** Instruction **
Locate every line in the records below that contains the word "Marketing", and copy each one.

━━━━━ Provided entries ━━━━━

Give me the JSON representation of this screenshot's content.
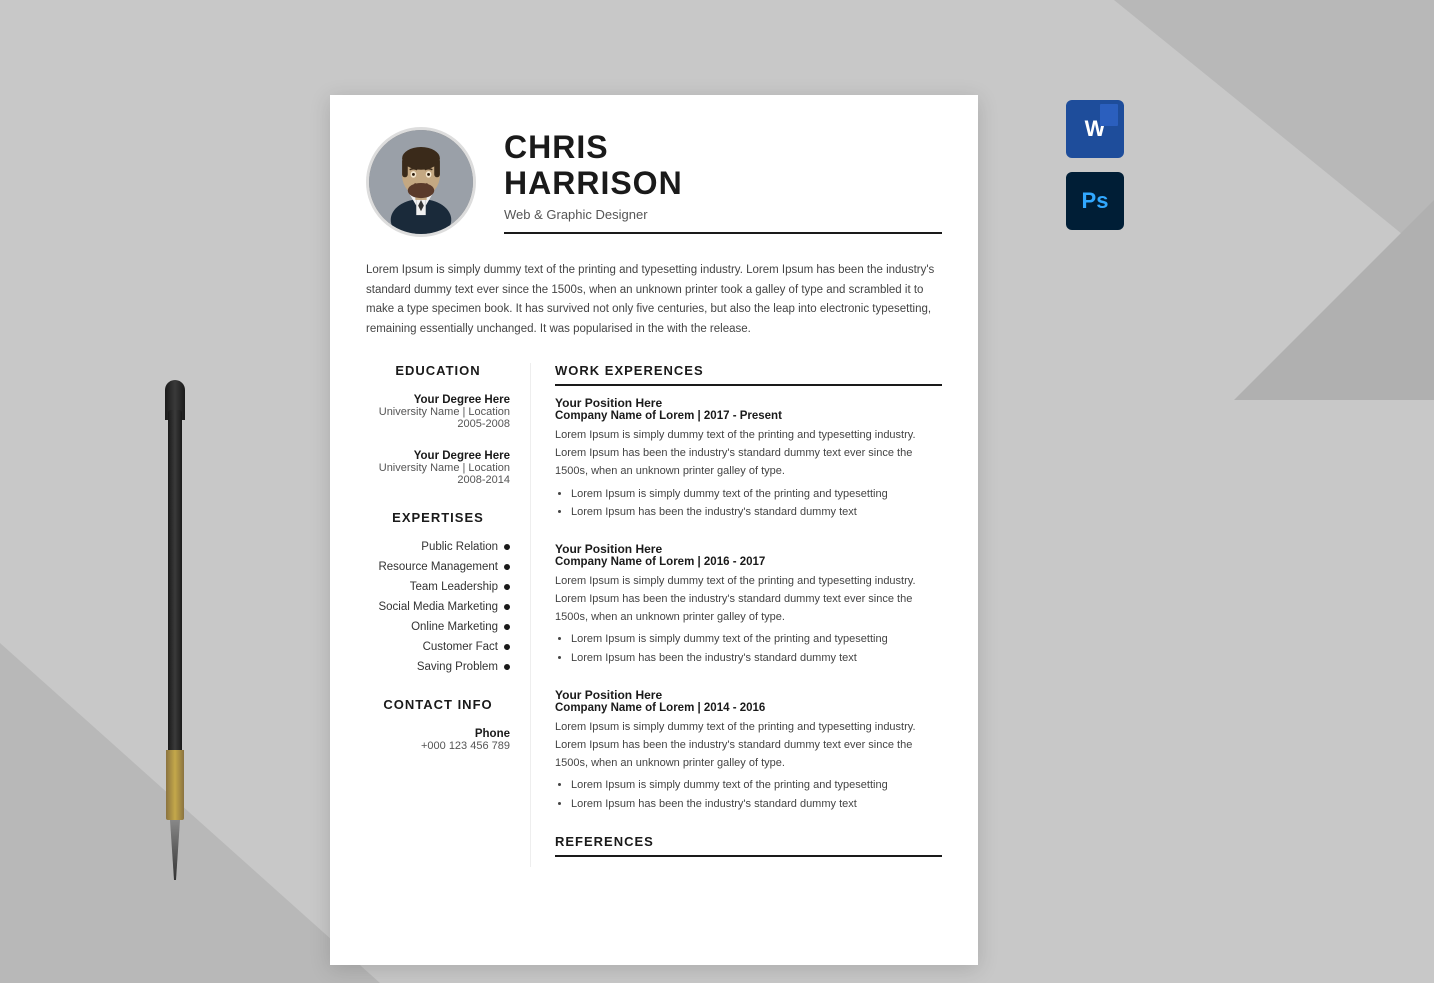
{
  "background": {
    "color": "#c8c8c8"
  },
  "app_icons": {
    "word_label": "W",
    "ps_label": "Ps"
  },
  "resume": {
    "name_first": "CHRIS",
    "name_last": "HARRISON",
    "job_title": "Web & Graphic Designer",
    "bio": "Lorem Ipsum is simply dummy text of the printing and typesetting industry. Lorem Ipsum has been the industry's standard dummy text ever since the 1500s, when an unknown printer took a galley of type and scrambled it to make a type specimen book. It has survived not only five centuries, but also the leap into electronic typesetting, remaining essentially unchanged. It was popularised in the with the release.",
    "education_title": "EDUCATION",
    "education": [
      {
        "degree": "Your Degree Here",
        "school": "University Name | Location",
        "years": "2005-2008"
      },
      {
        "degree": "Your Degree Here",
        "school": "University Name | Location",
        "years": "2008-2014"
      }
    ],
    "expertises_title": "EXPERTISES",
    "expertises": [
      "Public Relation",
      "Resource Management",
      "Team Leadership",
      "Social Media Marketing",
      "Online Marketing",
      "Customer Fact",
      "Saving Problem"
    ],
    "contact_title": "CONTACT INFO",
    "contact": {
      "phone_label": "Phone",
      "phone_value": "+000 123 456 789"
    },
    "work_title": "WORK EXPERENCES",
    "work_experiences": [
      {
        "position": "Your Position Here",
        "company": "Company Name of Lorem | 2017 - Present",
        "description": "Lorem Ipsum is simply dummy text of the printing and typesetting industry. Lorem Ipsum has been the industry's standard dummy text ever since the 1500s, when an unknown printer galley of type.",
        "bullets": [
          "Lorem Ipsum is simply dummy text of the printing and typesetting",
          "Lorem Ipsum has been the industry's standard dummy text"
        ]
      },
      {
        "position": "Your Position Here",
        "company": "Company Name of Lorem | 2016 - 2017",
        "description": "Lorem Ipsum is simply dummy text of the printing and typesetting industry. Lorem Ipsum has been the industry's standard dummy text ever since the 1500s, when an unknown printer galley of type.",
        "bullets": [
          "Lorem Ipsum is simply dummy text of the printing and typesetting",
          "Lorem Ipsum has been the industry's standard dummy text"
        ]
      },
      {
        "position": "Your Position Here",
        "company": "Company Name of Lorem | 2014 - 2016",
        "description": "Lorem Ipsum is simply dummy text of the printing and typesetting industry. Lorem Ipsum has been the industry's standard dummy text ever since the 1500s, when an unknown printer galley of type.",
        "bullets": [
          "Lorem Ipsum is simply dummy text of the printing and typesetting",
          "Lorem Ipsum has been the industry's standard dummy text"
        ]
      }
    ],
    "references_title": "REFERENCES"
  }
}
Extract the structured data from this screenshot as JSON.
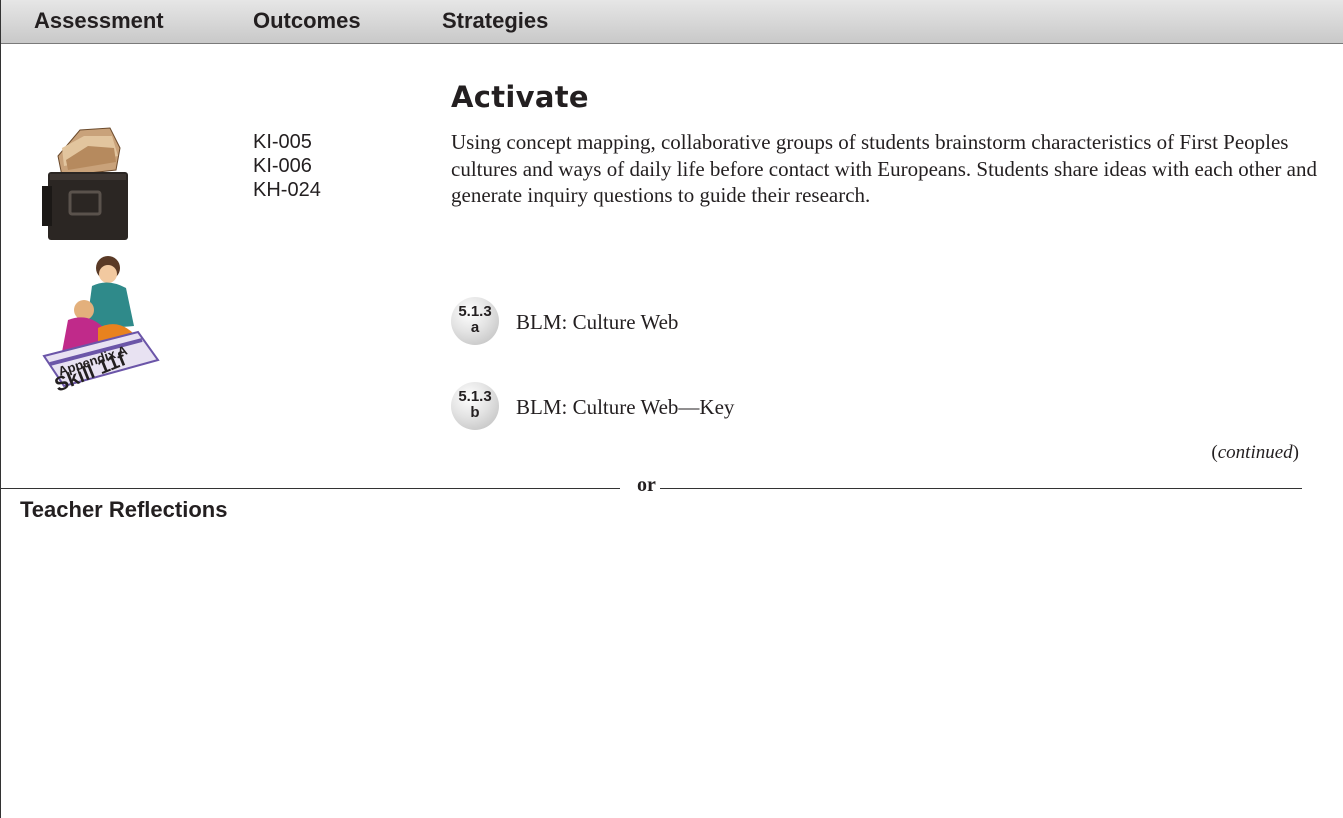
{
  "header": {
    "col_assessment": "Assessment",
    "col_outcomes": "Outcomes",
    "col_strategies": "Strategies"
  },
  "section_title": "Activate",
  "outcomes": [
    "KI-005",
    "KI-006",
    "KH-024"
  ],
  "body_text": "Using concept mapping, collaborative groups of students brainstorm characteristics of First Peoples cultures and ways of daily life before contact with Europeans. Students share ideas with each other and generate inquiry questions to guide their research.",
  "blm_items": [
    {
      "number": "5.1.3",
      "letter": "a",
      "label": "BLM: Culture Web"
    },
    {
      "number": "5.1.3",
      "letter": "b",
      "label": "BLM: Culture Web—Key"
    }
  ],
  "appendix_icon": {
    "line1": "Appendix A",
    "line2": "Skill 11f"
  },
  "icons": {
    "portfolio": "briefcase-portfolio-icon",
    "appendix": "teacher-student-appendix-icon"
  },
  "continued_label": "continued",
  "divider_label": "or",
  "reflections_title": "Teacher Reflections"
}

━━━━━

** Solution to this problem **
      "Social Media Marketing",
      "Online Marketing",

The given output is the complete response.